==== Given information
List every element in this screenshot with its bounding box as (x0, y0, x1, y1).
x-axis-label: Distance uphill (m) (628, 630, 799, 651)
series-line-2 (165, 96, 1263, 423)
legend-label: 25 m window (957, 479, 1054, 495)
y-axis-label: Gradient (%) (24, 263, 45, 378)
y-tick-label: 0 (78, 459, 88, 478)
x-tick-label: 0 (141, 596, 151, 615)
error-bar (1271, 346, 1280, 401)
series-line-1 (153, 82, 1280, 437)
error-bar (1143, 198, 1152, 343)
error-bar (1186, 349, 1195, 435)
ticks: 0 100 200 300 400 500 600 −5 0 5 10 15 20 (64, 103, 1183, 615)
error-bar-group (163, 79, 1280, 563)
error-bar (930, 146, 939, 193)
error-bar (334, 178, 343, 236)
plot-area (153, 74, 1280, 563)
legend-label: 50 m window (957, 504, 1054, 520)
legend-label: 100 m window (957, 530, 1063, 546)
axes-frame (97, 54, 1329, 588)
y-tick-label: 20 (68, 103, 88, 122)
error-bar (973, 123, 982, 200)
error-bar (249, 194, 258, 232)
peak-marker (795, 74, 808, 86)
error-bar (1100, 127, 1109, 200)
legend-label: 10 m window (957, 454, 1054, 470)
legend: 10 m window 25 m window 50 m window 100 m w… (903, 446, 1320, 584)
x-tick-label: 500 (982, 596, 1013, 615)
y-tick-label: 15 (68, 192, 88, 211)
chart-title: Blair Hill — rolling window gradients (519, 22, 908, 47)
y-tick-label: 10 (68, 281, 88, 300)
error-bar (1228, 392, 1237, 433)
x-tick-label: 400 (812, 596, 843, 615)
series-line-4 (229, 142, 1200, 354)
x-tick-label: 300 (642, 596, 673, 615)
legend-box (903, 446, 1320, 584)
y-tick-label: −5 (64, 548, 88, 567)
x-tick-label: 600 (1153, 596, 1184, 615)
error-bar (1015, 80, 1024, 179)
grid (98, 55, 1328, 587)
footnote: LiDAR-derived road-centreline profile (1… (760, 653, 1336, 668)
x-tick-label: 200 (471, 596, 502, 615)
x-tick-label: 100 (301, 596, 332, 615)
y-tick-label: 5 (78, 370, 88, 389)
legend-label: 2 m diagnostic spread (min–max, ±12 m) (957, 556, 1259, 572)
========
• [Job]: Output every line of the listing above verbatim, with no omissions or changes.

• [Answer for this exercise]:
List every element in this screenshot with its bounding box as (x0, y0, x1, y1).
x-axis-label: Distance uphill (m) (628, 630, 799, 651)
series-line-2 (165, 96, 1263, 423)
legend-label: 25 m window (957, 479, 1054, 495)
y-axis-label: Gradient (%) (24, 263, 45, 378)
y-tick-label: 0 (78, 459, 88, 478)
x-tick-label: 0 (141, 596, 151, 615)
error-bar (1271, 346, 1280, 401)
series-line-1 (153, 82, 1280, 437)
error-bar (1143, 198, 1152, 343)
error-bar (1186, 349, 1195, 435)
ticks: 0 100 200 300 400 500 600 −5 0 5 10 15 20 (64, 103, 1183, 615)
error-bar-group (163, 79, 1280, 563)
error-bar (930, 146, 939, 193)
error-bar (334, 178, 343, 236)
plot-area (153, 74, 1280, 563)
legend-label: 50 m window (957, 504, 1054, 520)
legend-label: 100 m window (957, 530, 1063, 546)
axes-frame (97, 54, 1329, 588)
y-tick-label: 20 (68, 103, 88, 122)
error-bar (973, 123, 982, 200)
error-bar (249, 194, 258, 232)
peak-marker (795, 74, 808, 86)
error-bar (1100, 127, 1109, 200)
legend-label: 10 m window (957, 454, 1054, 470)
legend: 10 m window 25 m window 50 m window 100 m w… (903, 446, 1320, 584)
x-tick-label: 500 (982, 596, 1013, 615)
y-tick-label: 15 (68, 192, 88, 211)
chart-title: Blair Hill — rolling window gradients (519, 22, 908, 47)
y-tick-label: 10 (68, 281, 88, 300)
error-bar (1228, 392, 1237, 433)
x-tick-label: 400 (812, 596, 843, 615)
series-line-4 (229, 142, 1200, 354)
x-tick-label: 300 (642, 596, 673, 615)
legend-box (903, 446, 1320, 584)
y-tick-label: −5 (64, 548, 88, 567)
x-tick-label: 600 (1153, 596, 1184, 615)
error-bar (1015, 80, 1024, 179)
grid (98, 55, 1328, 587)
footnote: LiDAR-derived road-centreline profile (1… (760, 653, 1336, 668)
x-tick-label: 200 (471, 596, 502, 615)
x-tick-label: 100 (301, 596, 332, 615)
y-tick-label: 5 (78, 370, 88, 389)
legend-label: 2 m diagnostic spread (min–max, ±12 m) (957, 556, 1259, 572)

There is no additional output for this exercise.